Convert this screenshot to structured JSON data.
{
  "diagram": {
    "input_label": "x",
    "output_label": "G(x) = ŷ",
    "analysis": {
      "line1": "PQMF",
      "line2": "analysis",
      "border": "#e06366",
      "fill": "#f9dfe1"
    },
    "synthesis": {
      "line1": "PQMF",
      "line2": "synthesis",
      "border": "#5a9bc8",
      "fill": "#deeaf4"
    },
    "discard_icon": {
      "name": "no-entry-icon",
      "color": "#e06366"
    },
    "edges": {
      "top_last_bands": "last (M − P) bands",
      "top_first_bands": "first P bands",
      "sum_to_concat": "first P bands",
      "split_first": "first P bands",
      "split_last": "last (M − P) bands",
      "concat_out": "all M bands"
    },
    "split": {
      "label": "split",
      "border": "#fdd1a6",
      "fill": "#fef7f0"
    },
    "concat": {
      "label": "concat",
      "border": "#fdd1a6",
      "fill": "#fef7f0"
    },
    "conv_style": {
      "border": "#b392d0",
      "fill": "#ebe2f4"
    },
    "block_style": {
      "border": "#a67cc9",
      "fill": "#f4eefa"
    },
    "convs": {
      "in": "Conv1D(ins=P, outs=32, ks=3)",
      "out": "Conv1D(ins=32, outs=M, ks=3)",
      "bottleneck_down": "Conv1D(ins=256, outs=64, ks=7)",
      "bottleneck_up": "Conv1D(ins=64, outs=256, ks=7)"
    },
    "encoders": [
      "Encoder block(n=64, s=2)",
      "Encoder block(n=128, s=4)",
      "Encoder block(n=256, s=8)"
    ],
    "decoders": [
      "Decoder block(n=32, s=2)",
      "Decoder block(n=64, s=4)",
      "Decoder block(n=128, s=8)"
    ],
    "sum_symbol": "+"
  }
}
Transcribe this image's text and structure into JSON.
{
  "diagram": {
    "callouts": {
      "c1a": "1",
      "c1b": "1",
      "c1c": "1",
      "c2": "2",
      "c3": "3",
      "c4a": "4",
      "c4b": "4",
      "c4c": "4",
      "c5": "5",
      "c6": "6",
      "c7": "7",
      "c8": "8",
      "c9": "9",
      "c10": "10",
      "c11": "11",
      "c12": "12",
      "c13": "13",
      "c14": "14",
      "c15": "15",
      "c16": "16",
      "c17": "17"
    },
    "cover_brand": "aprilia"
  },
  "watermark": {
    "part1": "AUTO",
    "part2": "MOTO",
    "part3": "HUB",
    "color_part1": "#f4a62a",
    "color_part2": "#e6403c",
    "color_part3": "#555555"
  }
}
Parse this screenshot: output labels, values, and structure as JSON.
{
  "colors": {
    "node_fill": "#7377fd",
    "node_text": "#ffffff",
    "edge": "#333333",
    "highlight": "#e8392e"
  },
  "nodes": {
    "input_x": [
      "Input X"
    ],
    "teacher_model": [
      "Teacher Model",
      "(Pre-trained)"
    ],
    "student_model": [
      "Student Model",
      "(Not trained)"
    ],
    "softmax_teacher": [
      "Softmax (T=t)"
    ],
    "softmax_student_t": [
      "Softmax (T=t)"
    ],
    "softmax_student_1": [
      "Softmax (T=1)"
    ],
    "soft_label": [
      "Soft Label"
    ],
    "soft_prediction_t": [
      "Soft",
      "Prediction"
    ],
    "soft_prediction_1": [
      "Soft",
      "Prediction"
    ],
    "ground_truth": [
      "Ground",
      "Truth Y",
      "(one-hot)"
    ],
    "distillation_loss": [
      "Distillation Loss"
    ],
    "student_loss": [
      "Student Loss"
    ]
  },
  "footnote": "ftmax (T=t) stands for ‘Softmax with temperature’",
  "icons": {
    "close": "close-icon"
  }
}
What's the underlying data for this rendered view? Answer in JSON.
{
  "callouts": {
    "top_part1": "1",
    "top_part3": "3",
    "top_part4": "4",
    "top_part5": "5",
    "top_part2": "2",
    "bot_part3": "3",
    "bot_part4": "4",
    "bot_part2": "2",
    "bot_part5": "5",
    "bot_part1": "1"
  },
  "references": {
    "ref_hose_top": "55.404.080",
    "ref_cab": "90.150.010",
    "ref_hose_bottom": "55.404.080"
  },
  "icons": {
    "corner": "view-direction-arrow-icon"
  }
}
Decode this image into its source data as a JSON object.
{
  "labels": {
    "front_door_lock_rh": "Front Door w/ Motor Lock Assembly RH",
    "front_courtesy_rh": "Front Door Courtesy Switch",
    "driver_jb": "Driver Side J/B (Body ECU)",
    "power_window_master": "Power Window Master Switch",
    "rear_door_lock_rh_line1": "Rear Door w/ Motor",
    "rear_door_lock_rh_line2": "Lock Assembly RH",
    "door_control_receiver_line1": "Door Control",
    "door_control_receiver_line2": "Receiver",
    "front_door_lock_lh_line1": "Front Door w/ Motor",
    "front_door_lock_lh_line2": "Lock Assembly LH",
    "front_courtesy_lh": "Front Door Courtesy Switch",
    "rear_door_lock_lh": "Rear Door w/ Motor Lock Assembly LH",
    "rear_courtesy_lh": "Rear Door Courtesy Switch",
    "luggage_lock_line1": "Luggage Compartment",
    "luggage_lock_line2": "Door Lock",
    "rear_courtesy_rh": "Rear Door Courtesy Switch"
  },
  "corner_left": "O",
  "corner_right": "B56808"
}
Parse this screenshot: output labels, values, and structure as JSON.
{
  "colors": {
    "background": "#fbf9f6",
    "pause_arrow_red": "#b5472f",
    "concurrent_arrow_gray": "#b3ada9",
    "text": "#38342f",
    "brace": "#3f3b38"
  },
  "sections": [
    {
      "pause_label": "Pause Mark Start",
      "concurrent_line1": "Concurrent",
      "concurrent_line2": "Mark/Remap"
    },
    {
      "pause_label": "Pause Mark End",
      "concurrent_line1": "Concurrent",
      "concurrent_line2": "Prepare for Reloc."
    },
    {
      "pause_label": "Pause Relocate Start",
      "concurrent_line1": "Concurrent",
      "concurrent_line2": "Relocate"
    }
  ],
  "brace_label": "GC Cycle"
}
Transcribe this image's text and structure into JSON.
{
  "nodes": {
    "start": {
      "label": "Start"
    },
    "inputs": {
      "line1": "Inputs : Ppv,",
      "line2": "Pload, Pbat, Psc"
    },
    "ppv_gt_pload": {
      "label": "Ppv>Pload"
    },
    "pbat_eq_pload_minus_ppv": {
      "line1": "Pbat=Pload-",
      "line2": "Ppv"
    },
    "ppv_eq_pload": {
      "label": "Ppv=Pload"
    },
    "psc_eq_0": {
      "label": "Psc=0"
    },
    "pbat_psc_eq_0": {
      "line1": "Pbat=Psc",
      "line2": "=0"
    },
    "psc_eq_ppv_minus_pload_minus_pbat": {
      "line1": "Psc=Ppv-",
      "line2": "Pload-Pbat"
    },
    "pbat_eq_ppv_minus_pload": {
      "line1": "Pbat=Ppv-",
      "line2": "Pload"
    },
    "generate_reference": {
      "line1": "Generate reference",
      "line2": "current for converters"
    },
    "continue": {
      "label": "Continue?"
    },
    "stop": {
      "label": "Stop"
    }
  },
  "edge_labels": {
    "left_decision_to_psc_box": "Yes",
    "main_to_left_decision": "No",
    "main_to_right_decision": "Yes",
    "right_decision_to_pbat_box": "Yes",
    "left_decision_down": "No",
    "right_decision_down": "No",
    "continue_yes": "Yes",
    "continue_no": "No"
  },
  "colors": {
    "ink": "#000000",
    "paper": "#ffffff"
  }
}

* What this task involves: Pick out and copy the lines of the entries that hold the string "first".

* Worked solution:
      "top_first_bands": "first P bands",
      "sum_to_concat": "first P bands",
      "split_first": "first P bands",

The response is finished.